* _SHORT EXERCISE_
Repeat every record below exactly as it appears.

-- start --

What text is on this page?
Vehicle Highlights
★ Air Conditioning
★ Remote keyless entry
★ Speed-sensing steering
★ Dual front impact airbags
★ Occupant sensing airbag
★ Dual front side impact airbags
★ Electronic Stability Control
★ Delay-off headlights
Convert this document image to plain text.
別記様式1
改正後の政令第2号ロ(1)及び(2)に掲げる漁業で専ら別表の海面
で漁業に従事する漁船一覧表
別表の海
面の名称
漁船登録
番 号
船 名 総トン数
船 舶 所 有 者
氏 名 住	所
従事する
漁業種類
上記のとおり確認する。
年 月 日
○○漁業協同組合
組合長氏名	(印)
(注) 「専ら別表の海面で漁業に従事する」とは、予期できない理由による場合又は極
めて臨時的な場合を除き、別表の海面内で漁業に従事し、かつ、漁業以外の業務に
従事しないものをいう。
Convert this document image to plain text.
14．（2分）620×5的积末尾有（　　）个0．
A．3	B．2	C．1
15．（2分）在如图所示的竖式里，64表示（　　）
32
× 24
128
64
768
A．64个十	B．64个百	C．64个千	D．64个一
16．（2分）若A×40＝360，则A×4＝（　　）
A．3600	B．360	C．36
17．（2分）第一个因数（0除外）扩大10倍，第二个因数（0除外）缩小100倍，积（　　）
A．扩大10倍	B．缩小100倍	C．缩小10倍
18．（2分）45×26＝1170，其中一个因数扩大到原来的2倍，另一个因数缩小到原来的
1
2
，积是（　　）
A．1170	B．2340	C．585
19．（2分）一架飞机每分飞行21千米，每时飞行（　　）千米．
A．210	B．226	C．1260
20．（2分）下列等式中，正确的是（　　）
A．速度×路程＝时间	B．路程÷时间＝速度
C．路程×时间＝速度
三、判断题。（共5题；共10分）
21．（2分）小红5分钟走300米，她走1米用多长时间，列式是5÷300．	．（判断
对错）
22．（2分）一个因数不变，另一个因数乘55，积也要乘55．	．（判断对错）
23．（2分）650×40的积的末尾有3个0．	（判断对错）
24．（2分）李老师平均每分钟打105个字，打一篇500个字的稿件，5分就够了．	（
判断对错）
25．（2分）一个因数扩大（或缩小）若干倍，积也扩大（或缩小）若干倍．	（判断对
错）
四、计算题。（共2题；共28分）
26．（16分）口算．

-- end --

* _RESPONSE_
What text is on this page?
Vehicle Highlights
★ Air Conditioning
★ Remote keyless entry
★ Speed-sensing steering
★ Dual front impact airbags
★ Occupant sensing airbag
★ Dual front side impact airbags
★ Electronic Stability Control
★ Delay-off headlights
Convert this document image to plain text.
別記様式1
改正後の政令第2号ロ(1)及び(2)に掲げる漁業で専ら別表の海面
で漁業に従事する漁船一覧表
別表の海
面の名称
漁船登録
番 号
船 名 総トン数
船 舶 所 有 者
氏 名 住	所
従事する
漁業種類
上記のとおり確認する。
年 月 日
○○漁業協同組合
組合長氏名	(印)
(注) 「専ら別表の海面で漁業に従事する」とは、予期できない理由による場合又は極
めて臨時的な場合を除き、別表の海面内で漁業に従事し、かつ、漁業以外の業務に
従事しないものをいう。
Convert this document image to plain text.
14．（2分）620×5的积末尾有（　　）个0．
A．3	B．2	C．1
15．（2分）在如图所示的竖式里，64表示（　　）
32
× 24
128
64
768
A．64个十	B．64个百	C．64个千	D．64个一
16．（2分）若A×40＝360，则A×4＝（　　）
A．3600	B．360	C．36
17．（2分）第一个因数（0除外）扩大10倍，第二个因数（0除外）缩小100倍，积（　　）
A．扩大10倍	B．缩小100倍	C．缩小10倍
18．（2分）45×26＝1170，其中一个因数扩大到原来的2倍，另一个因数缩小到原来的
1
2
，积是（　　）
A．1170	B．2340	C．585
19．（2分）一架飞机每分飞行21千米，每时飞行（　　）千米．
A．210	B．226	C．1260
20．（2分）下列等式中，正确的是（　　）
A．速度×路程＝时间	B．路程÷时间＝速度
C．路程×时间＝速度
三、判断题。（共5题；共10分）
21．（2分）小红5分钟走300米，她走1米用多长时间，列式是5÷300．	．（判断
对错）
22．（2分）一个因数不变，另一个因数乘55，积也要乘55．	．（判断对错）
23．（2分）650×40的积的末尾有3个0．	（判断对错）
24．（2分）李老师平均每分钟打105个字，打一篇500个字的稿件，5分就够了．	（
判断对错）
25．（2分）一个因数扩大（或缩小）若干倍，积也扩大（或缩小）若干倍．	（判断对
错）
四、计算题。（共2题；共28分）
26．（16分）口算．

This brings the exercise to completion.